* [REQUIRED TASK]
Word for word, copy all the data and drop the pictures.

* [EXCERPTED DATA]
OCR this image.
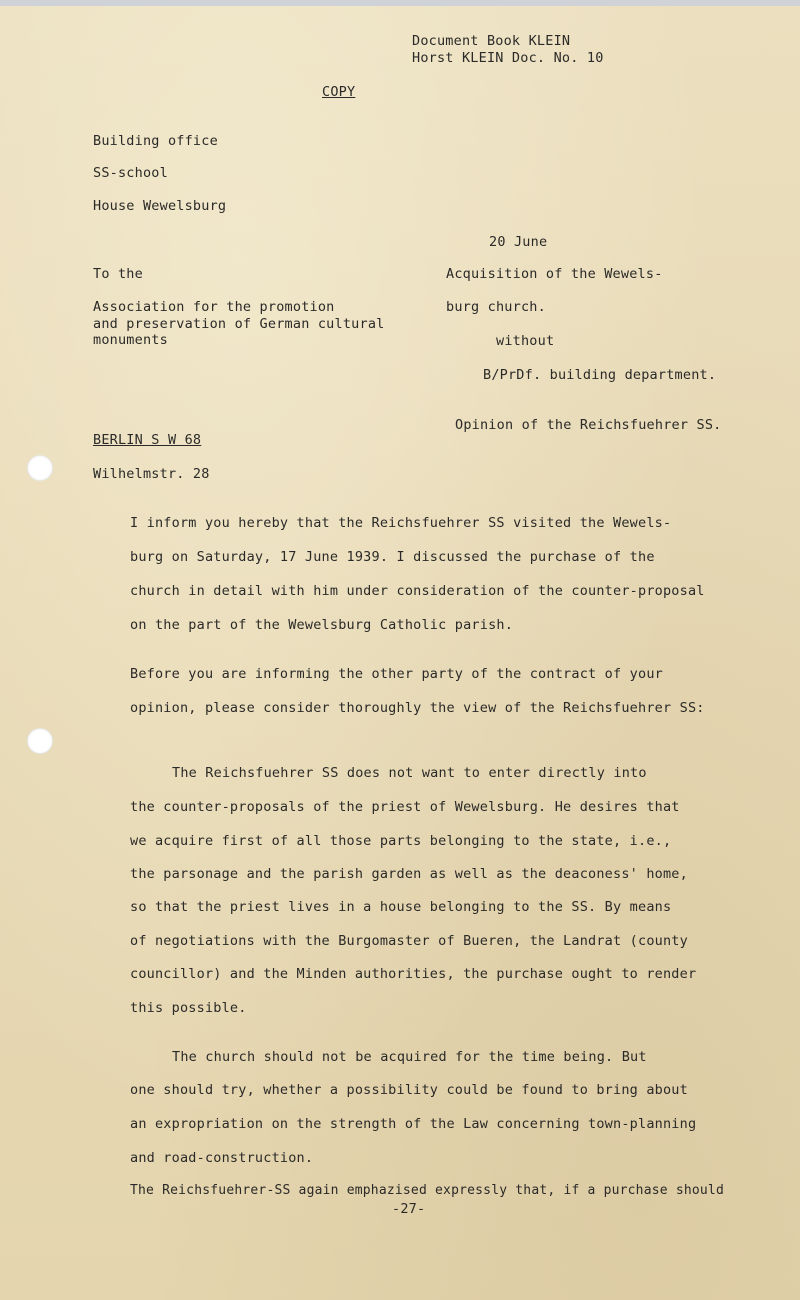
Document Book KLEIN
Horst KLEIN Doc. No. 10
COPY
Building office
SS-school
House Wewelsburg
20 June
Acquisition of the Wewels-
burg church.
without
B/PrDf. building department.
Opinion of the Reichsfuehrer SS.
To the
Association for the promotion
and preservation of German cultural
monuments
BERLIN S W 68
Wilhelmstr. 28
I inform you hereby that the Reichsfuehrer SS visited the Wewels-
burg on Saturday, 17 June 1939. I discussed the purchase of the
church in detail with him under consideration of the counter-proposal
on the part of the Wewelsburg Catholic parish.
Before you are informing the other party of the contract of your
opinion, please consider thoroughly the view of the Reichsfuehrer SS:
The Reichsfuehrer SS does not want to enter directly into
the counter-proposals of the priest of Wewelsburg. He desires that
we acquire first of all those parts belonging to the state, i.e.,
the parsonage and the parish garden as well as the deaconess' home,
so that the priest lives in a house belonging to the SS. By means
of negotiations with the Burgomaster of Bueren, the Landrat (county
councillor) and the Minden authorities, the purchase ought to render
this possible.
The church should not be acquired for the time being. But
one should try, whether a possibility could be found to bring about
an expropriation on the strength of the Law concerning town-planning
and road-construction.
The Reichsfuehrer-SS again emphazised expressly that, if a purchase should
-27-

* [ANSWER]
OCR this image.
Document Book KLEIN
Horst KLEIN Doc. No. 10
COPY
Building office
SS-school
House Wewelsburg
20 June
Acquisition of the Wewels-
burg church.
without
B/PrDf. building department.
Opinion of the Reichsfuehrer SS.
To the
Association for the promotion
and preservation of German cultural
monuments
BERLIN S W 68
Wilhelmstr. 28
I inform you hereby that the Reichsfuehrer SS visited the Wewels-
burg on Saturday, 17 June 1939. I discussed the purchase of the
church in detail with him under consideration of the counter-proposal
on the part of the Wewelsburg Catholic parish.
Before you are informing the other party of the contract of your
opinion, please consider thoroughly the view of the Reichsfuehrer SS:
The Reichsfuehrer SS does not want to enter directly into
the counter-proposals of the priest of Wewelsburg. He desires that
we acquire first of all those parts belonging to the state, i.e.,
the parsonage and the parish garden as well as the deaconess' home,
so that the priest lives in a house belonging to the SS. By means
of negotiations with the Burgomaster of Bueren, the Landrat (county
councillor) and the Minden authorities, the purchase ought to render
this possible.
The church should not be acquired for the time being. But
one should try, whether a possibility could be found to bring about
an expropriation on the strength of the Law concerning town-planning
and road-construction.
The Reichsfuehrer-SS again emphazised expressly that, if a purchase should
-27-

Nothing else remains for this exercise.